*Job*
Please give the data below again in full, exactly as it stands.

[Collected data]
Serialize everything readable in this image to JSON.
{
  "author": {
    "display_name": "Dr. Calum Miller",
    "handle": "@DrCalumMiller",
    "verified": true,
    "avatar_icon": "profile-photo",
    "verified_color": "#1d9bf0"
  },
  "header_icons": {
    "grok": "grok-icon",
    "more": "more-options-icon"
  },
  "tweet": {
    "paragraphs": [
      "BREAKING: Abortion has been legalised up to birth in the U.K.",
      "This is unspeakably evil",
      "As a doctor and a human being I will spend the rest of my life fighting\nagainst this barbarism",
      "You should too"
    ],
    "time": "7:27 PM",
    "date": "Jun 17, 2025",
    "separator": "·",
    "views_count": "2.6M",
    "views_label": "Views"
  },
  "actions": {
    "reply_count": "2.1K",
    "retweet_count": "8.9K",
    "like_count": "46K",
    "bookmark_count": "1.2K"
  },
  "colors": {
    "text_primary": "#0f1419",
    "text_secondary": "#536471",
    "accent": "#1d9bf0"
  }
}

*Full output*
Serialize everything readable in this image to JSON.
{
  "author": {
    "display_name": "Dr. Calum Miller",
    "handle": "@DrCalumMiller",
    "verified": true,
    "avatar_icon": "profile-photo",
    "verified_color": "#1d9bf0"
  },
  "header_icons": {
    "grok": "grok-icon",
    "more": "more-options-icon"
  },
  "tweet": {
    "paragraphs": [
      "BREAKING: Abortion has been legalised up to birth in the U.K.",
      "This is unspeakably evil",
      "As a doctor and a human being I will spend the rest of my life fighting\nagainst this barbarism",
      "You should too"
    ],
    "time": "7:27 PM",
    "date": "Jun 17, 2025",
    "separator": "·",
    "views_count": "2.6M",
    "views_label": "Views"
  },
  "actions": {
    "reply_count": "2.1K",
    "retweet_count": "8.9K",
    "like_count": "46K",
    "bookmark_count": "1.2K"
  },
  "colors": {
    "text_primary": "#0f1419",
    "text_secondary": "#536471",
    "accent": "#1d9bf0"
  }
}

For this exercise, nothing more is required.